RAW DATA:
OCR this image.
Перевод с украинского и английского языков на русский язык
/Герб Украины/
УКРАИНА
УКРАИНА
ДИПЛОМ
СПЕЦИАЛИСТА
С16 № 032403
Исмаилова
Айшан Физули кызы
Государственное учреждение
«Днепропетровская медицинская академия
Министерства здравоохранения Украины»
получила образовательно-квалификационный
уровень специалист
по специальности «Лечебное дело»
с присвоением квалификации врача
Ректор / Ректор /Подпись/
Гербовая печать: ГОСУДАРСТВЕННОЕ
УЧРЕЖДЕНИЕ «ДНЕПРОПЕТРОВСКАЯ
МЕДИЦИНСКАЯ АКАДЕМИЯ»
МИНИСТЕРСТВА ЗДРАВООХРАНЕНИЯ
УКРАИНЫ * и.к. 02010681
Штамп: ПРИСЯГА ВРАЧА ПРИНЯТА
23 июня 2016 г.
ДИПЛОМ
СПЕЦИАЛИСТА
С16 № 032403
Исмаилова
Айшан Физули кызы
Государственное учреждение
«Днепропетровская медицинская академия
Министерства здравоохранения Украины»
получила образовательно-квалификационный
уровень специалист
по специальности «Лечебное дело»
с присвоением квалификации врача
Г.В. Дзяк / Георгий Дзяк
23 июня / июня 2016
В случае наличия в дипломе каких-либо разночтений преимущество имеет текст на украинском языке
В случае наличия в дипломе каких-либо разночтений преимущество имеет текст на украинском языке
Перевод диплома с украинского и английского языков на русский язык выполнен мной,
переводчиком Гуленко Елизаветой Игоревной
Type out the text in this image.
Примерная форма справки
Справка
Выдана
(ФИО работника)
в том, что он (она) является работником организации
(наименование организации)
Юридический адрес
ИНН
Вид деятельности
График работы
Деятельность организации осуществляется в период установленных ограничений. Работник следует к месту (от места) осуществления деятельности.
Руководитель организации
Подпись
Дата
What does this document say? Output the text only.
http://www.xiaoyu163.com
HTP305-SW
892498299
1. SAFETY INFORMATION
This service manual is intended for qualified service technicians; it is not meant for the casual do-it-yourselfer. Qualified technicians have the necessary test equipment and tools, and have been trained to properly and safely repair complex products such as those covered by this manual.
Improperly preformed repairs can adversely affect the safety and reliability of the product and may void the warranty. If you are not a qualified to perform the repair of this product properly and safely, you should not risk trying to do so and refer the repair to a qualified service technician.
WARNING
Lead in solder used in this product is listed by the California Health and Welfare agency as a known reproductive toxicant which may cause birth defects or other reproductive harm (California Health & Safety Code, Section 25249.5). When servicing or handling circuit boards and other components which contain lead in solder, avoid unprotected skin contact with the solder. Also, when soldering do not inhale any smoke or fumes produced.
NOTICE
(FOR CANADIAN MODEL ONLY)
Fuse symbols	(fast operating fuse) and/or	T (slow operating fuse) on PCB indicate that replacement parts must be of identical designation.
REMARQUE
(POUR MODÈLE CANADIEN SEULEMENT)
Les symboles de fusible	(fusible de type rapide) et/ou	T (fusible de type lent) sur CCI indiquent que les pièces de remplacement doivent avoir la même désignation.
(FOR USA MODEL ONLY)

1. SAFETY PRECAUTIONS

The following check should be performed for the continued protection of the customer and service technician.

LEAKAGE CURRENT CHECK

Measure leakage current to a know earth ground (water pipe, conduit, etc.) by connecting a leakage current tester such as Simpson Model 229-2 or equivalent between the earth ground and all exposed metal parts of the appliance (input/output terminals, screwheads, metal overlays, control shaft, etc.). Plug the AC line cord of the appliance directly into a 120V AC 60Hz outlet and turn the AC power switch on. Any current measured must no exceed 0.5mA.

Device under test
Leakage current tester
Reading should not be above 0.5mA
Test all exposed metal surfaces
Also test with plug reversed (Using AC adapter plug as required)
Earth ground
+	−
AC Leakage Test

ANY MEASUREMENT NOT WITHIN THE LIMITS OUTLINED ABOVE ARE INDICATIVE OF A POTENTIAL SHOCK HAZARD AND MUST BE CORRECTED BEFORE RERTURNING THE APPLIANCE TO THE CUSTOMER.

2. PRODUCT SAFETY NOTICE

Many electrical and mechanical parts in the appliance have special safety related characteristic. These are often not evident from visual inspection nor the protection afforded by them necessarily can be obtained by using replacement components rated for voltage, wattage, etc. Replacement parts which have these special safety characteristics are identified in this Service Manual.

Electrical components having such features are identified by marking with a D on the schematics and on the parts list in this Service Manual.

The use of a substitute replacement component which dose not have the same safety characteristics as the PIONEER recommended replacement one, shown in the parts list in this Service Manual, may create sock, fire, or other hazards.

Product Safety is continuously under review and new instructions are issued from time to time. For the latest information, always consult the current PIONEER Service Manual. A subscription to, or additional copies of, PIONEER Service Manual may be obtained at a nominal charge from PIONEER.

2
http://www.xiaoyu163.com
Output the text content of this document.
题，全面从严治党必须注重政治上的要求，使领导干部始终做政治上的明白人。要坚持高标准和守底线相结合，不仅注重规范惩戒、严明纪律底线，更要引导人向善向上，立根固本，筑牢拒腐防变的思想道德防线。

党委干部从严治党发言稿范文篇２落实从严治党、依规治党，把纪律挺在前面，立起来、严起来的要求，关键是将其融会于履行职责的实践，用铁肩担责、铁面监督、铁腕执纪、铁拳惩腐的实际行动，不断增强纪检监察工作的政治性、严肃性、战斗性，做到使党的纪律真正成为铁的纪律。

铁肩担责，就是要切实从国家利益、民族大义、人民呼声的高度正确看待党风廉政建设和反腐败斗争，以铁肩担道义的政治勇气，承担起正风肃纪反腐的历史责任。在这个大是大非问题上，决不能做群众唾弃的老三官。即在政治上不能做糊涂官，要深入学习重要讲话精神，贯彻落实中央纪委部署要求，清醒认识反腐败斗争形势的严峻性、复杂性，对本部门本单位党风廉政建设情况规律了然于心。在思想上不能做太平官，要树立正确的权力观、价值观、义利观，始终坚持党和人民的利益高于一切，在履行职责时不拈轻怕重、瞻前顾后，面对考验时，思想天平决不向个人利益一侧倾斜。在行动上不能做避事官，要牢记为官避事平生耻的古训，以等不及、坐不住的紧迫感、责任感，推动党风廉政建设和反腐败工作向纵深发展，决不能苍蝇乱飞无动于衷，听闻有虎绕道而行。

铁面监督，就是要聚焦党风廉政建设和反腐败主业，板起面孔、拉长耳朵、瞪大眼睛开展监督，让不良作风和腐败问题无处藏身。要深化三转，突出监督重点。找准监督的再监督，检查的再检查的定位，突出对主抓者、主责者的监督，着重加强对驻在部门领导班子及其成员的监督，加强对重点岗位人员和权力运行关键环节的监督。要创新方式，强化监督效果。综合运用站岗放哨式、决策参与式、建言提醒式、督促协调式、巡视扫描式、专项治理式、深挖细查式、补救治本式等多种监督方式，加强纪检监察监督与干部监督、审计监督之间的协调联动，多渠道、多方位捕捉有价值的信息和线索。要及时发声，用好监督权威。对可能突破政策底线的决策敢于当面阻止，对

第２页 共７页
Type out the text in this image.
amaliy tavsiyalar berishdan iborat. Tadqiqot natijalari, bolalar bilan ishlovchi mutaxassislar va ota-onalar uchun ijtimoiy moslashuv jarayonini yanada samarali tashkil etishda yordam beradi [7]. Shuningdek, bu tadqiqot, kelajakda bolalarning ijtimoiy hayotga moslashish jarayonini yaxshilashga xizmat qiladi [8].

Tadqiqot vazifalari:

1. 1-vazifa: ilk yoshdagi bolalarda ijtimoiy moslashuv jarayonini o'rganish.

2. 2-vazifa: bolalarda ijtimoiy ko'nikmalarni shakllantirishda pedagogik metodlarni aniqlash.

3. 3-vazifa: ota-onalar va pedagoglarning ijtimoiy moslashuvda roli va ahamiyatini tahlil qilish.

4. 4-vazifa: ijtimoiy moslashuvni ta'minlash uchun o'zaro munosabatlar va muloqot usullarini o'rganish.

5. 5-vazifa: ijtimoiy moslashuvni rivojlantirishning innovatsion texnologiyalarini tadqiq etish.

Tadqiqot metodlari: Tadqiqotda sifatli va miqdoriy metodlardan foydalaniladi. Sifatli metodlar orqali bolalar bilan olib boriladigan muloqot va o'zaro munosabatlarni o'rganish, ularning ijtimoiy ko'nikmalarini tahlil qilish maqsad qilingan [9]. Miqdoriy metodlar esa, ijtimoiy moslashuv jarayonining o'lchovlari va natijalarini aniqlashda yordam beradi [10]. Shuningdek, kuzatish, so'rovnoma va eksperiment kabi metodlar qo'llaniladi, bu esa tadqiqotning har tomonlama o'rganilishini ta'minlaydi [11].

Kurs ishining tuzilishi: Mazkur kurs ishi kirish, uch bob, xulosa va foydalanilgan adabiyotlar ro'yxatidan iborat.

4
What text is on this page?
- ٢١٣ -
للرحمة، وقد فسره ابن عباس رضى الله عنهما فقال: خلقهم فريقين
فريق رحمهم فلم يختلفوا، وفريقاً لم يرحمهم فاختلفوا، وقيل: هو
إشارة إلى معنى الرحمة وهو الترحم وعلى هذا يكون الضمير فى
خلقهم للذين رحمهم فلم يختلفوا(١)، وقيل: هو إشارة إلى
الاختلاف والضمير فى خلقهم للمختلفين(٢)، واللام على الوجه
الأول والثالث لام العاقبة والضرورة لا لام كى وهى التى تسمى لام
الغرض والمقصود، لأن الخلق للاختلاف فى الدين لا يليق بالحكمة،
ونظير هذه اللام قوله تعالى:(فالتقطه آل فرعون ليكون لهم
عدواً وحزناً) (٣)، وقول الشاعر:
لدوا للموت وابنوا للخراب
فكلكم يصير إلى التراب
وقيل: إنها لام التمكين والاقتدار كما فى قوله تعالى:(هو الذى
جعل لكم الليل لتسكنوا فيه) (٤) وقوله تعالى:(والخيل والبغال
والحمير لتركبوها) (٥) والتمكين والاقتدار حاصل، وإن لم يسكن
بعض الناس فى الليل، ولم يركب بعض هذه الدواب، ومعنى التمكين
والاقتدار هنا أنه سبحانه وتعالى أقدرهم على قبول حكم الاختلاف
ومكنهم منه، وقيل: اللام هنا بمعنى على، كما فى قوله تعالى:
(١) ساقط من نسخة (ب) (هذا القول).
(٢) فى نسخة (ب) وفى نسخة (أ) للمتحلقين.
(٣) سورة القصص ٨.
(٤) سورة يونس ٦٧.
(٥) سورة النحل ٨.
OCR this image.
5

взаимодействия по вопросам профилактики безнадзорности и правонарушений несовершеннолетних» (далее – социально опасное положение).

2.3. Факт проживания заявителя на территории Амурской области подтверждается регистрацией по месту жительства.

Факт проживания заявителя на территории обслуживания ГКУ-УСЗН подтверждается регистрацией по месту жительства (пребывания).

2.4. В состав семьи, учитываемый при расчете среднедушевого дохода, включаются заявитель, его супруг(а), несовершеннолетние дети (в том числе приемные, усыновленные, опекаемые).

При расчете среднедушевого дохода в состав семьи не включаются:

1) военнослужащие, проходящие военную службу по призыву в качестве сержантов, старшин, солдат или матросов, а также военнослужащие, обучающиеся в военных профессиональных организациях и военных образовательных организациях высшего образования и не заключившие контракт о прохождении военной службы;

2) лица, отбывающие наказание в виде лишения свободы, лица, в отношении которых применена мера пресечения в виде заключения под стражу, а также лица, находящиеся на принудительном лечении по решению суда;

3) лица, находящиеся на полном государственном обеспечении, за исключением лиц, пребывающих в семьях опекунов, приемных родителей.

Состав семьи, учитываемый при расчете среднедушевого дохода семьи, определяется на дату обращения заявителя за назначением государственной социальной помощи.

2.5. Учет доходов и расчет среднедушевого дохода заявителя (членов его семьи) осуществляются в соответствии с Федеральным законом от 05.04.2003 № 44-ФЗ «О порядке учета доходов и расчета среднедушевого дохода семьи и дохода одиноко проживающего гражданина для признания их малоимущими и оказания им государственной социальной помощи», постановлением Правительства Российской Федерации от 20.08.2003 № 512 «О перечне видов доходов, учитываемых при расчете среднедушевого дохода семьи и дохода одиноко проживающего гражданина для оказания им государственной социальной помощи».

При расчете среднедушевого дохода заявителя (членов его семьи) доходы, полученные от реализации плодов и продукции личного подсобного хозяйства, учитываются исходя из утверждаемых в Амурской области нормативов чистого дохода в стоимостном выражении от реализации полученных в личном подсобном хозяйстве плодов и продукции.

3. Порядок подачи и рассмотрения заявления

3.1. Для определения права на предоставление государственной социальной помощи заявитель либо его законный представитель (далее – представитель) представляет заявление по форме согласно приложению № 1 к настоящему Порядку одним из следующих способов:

GOAL: Report every line containing the word "نسخة" from the listing above.

SOLUTION:
(١) ساقط من نسخة (ب) (هذا القول).
(٢) فى نسخة (ب) وفى نسخة (أ) للمتحلقين.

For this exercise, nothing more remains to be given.